[Supplied text]:
***

The plugin only checks for the presence of the tag. Additionally, the orphaned node cleanup logic is scoped per Jenkins cloud UI configuration, but it operates globally across all configured clouds in a controller. This results in orphaned agents from clouds without the cleanup option also being terminated.
- Aborting upstream jobs now correctly aborts all corresponding downstream jobs
-
Previously, in
triggerRemoteJob
awaitResult mode, aborting an older upstream job would fail to abort its corresponding downstream job if more than five newer upstream-to-downstream job pairs had started subsequently. The abort logic now ensures that the downstream job linked to any aborted upstream job is correctly terminated, regardless of its position in the build queue.
- Ensuring uniqueness of High Availability (HA) replica identifiers
-
When a replica of a High Availability (HA) controller started with the same hostname as another replica (current or former), such as when restarting a container in a Kubernetes pod, internal structures keyed off
$HOSTNAME
could have become confused. Now it is guaranteed that a replica name is not reused.
HazelcastInstanceNotActiveException
if a replica is generating bundle on shutdown-
When a replica shuts down while a support bundle is being generated, a
HazelcastInstanceNotActiveException
can occur when attempting to retrieve information from other replicas.
Information from other replicas isn’t collected if Hazelcast isn’t active.

***

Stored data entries
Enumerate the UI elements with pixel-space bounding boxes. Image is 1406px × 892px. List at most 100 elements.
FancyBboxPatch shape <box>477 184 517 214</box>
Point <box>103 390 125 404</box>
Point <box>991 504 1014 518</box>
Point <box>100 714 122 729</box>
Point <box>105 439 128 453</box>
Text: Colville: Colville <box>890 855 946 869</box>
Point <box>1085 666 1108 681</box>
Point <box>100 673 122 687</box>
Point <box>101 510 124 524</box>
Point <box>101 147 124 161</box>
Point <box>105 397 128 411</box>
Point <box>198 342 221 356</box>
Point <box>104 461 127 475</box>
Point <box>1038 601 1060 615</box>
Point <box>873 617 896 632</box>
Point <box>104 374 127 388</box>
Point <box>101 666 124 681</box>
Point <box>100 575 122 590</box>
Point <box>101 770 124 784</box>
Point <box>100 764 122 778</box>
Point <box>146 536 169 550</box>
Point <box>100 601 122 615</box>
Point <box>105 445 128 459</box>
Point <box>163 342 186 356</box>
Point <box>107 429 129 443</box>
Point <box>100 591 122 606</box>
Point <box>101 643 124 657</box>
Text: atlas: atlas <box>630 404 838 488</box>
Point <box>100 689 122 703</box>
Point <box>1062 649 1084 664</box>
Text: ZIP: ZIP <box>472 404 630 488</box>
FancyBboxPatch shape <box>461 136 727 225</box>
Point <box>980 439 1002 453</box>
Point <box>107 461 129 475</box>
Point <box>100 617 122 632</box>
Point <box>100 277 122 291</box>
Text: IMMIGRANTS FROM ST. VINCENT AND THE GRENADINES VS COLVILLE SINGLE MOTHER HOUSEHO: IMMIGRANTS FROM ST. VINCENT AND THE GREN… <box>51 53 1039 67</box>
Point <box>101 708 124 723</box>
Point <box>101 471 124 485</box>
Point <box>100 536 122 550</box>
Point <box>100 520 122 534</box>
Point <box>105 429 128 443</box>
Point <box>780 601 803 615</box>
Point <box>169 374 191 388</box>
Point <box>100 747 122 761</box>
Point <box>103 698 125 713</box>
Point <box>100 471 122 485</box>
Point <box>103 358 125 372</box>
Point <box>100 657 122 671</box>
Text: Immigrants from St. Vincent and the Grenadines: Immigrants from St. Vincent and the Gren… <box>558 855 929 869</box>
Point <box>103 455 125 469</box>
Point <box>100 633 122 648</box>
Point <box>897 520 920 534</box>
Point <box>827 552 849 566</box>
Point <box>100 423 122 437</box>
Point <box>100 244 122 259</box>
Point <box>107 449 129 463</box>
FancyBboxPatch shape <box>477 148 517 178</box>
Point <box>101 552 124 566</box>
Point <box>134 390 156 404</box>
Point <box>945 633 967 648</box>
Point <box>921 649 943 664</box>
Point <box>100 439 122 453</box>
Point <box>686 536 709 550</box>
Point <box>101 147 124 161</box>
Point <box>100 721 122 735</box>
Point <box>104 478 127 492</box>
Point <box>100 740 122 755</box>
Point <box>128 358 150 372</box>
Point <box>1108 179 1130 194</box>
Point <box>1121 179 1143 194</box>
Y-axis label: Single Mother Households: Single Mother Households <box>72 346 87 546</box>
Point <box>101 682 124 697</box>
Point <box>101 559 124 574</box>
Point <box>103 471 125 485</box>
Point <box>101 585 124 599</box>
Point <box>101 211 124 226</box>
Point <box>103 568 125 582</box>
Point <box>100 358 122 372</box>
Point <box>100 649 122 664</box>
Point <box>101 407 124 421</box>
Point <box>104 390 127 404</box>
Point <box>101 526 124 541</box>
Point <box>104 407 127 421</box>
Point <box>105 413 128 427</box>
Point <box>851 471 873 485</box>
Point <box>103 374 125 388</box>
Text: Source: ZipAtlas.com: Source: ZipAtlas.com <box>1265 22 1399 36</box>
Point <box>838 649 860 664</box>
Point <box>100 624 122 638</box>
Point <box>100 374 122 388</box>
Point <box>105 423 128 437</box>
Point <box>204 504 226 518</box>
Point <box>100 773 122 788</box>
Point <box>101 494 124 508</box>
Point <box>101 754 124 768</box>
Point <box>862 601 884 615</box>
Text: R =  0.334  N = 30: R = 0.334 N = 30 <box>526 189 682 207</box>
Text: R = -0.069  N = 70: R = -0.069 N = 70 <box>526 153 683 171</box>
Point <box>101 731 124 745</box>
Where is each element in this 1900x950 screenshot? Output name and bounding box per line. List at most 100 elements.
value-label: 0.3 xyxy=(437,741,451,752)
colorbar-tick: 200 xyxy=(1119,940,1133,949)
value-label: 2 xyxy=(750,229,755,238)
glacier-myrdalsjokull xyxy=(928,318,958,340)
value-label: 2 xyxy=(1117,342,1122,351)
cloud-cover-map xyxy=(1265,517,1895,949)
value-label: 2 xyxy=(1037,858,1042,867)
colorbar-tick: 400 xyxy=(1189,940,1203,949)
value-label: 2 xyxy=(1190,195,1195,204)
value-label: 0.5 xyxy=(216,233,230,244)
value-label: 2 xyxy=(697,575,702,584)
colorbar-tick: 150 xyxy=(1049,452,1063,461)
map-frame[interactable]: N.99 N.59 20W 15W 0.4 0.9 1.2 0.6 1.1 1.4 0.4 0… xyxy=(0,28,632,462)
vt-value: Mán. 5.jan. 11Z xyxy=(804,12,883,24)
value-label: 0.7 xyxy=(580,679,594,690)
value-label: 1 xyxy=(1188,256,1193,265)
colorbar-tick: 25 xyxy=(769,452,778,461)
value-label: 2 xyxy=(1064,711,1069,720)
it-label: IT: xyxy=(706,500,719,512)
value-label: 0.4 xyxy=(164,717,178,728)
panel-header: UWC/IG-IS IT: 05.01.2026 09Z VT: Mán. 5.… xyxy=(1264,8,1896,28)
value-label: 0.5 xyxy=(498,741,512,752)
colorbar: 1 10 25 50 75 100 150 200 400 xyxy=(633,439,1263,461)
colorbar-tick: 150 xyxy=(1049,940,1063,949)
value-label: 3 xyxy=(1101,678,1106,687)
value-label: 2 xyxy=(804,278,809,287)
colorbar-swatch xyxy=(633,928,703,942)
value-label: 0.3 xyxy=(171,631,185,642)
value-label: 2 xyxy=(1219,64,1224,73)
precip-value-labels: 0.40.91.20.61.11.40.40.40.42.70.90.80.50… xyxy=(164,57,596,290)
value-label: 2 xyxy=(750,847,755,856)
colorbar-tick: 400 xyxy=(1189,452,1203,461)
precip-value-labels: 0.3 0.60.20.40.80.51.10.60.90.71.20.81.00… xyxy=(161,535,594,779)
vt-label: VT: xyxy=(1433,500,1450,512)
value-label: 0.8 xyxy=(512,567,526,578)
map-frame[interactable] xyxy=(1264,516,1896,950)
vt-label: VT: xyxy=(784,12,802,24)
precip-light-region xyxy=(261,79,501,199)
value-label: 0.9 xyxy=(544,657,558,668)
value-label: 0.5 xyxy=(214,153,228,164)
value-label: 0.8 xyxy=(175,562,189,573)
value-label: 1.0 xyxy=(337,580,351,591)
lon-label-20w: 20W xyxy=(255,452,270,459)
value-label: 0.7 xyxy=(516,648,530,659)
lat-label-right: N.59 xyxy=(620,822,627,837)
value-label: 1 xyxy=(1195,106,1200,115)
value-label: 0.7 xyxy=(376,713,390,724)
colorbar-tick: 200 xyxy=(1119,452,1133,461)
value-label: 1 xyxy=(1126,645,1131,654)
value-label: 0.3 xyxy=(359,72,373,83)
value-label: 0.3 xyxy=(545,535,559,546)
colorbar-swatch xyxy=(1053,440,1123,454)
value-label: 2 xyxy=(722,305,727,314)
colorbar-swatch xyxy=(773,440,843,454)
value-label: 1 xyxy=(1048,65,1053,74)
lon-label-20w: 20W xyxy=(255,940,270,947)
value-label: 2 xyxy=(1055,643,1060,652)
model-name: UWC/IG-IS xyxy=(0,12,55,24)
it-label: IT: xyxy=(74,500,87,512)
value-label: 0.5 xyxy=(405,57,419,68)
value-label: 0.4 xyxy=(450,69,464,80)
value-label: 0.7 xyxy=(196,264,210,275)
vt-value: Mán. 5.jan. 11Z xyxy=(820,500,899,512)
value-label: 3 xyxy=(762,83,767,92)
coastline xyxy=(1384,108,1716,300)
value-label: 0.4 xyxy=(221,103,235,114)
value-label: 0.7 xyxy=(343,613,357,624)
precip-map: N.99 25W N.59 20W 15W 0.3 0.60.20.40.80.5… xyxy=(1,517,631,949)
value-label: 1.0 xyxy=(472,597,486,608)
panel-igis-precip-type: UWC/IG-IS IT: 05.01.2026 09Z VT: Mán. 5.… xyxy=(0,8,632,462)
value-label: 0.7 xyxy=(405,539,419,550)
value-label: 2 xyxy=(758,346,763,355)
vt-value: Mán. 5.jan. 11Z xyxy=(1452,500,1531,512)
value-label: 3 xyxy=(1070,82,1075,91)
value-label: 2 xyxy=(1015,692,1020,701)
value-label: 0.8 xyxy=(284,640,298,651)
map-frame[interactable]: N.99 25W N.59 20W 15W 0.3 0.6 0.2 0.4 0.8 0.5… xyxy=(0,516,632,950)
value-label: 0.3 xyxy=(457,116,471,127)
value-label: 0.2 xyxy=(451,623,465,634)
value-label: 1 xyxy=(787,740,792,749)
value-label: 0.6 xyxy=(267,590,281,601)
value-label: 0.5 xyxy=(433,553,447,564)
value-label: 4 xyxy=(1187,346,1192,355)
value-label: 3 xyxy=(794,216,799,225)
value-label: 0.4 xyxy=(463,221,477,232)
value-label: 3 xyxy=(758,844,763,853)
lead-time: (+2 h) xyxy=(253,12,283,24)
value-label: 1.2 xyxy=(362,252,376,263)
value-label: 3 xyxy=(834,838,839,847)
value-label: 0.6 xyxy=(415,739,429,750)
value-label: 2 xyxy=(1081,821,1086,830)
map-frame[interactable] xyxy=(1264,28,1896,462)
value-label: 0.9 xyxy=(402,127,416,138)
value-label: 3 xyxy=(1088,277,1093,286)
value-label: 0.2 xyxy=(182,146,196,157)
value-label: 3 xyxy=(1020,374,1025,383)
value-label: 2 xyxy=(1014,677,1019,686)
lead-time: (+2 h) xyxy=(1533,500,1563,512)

***

Rewrite the Jenkins text starting with "- Aborting upstream" and going on through "is not reused.", substituting "instance" for "replica" wherever it appears.

- Aborting upstream jobs now correctly aborts all corresponding downstream jobs
-
Previously, in
triggerRemoteJob
awaitResult mode, aborting an older upstream job would fail to abort its corresponding downstream job if more than five newer upstream-to-downstream job pairs had started subsequently. The abort logic now ensures that the downstream job linked to any aborted upstream job is correctly terminated, regardless of its position in the build queue.
- Ensuring uniqueness of High Availability (HA) instance identifiers
-
When a instance of a High Availability (HA) controller started with the same hostname as another instance (current or former), such as when restarting a container in a Kubernetes pod, internal structures keyed off
$HOSTNAME
could have become confused. Now it is guaranteed that a instance name is not reused.